• Directive:
Pictures aside, write out every record exactly as it appears.

(Collected data entries)
........

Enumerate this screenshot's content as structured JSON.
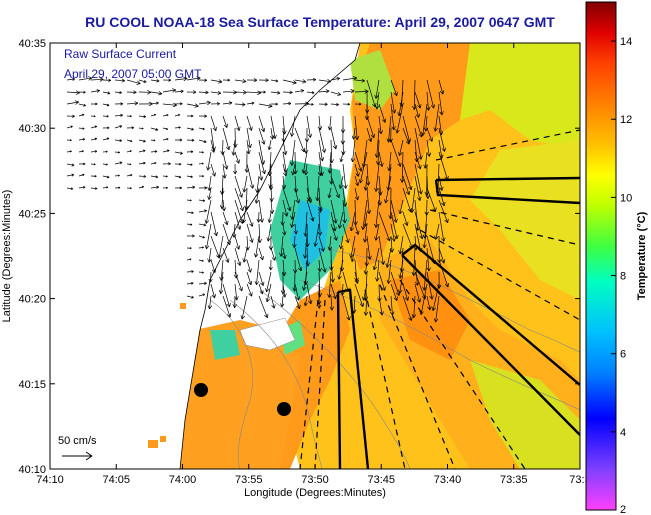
{
  "header": {
    "title": "RU COOL  NOAA-18  Sea Surface Temperature:  April 29, 2007 0647 GMT"
  },
  "map": {
    "legend_line1": "Raw Surface Current",
    "legend_line2": "April 29, 2007 05:00 GMT",
    "scale_label": "50 cm/s",
    "x_axis_label": "Longitude (Degrees:Minutes)",
    "y_axis_label": "Latitude (Degrees:Minutes)",
    "x_ticks": [
      "74:10",
      "74:05",
      "74:00",
      "73:55",
      "73:50",
      "73:45",
      "73:40",
      "73:35",
      "73:3"
    ],
    "y_ticks": [
      "40:35",
      "40:30",
      "40:25",
      "40:20",
      "40:15",
      "40:10"
    ]
  },
  "colorbar": {
    "label": "Temperature (°C)",
    "ticks": [
      "14",
      "12",
      "10",
      "8",
      "6",
      "4",
      "2"
    ],
    "range": [
      2,
      15
    ],
    "colors": [
      "#ff40ff",
      "#8040ff",
      "#0000ff",
      "#0080ff",
      "#00c0ff",
      "#00ffc0",
      "#40ff40",
      "#c0ff00",
      "#ffff00",
      "#ffc000",
      "#ff8000",
      "#ff4000",
      "#e00000",
      "#800000"
    ]
  },
  "colors": {
    "land": "#ffffff",
    "sst_warm": "#ff9a1a",
    "sst_mid": "#ffc21a",
    "sst_cool": "#d8e81a",
    "sst_cold": "#40d0a0",
    "title": "#1a1aa0"
  }
}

........

• Task output:
Enumerate this screenshot's content as structured JSON.
{
  "header": {
    "title": "RU COOL  NOAA-18  Sea Surface Temperature:  April 29, 2007 0647 GMT"
  },
  "map": {
    "legend_line1": "Raw Surface Current",
    "legend_line2": "April 29, 2007 05:00 GMT",
    "scale_label": "50 cm/s",
    "x_axis_label": "Longitude (Degrees:Minutes)",
    "y_axis_label": "Latitude (Degrees:Minutes)",
    "x_ticks": [
      "74:10",
      "74:05",
      "74:00",
      "73:55",
      "73:50",
      "73:45",
      "73:40",
      "73:35",
      "73:3"
    ],
    "y_ticks": [
      "40:35",
      "40:30",
      "40:25",
      "40:20",
      "40:15",
      "40:10"
    ]
  },
  "colorbar": {
    "label": "Temperature (°C)",
    "ticks": [
      "14",
      "12",
      "10",
      "8",
      "6",
      "4",
      "2"
    ],
    "range": [
      2,
      15
    ],
    "colors": [
      "#ff40ff",
      "#8040ff",
      "#0000ff",
      "#0080ff",
      "#00c0ff",
      "#00ffc0",
      "#40ff40",
      "#c0ff00",
      "#ffff00",
      "#ffc000",
      "#ff8000",
      "#ff4000",
      "#e00000",
      "#800000"
    ]
  },
  "colors": {
    "land": "#ffffff",
    "sst_warm": "#ff9a1a",
    "sst_mid": "#ffc21a",
    "sst_cool": "#d8e81a",
    "sst_cold": "#40d0a0",
    "title": "#1a1aa0"
  }
}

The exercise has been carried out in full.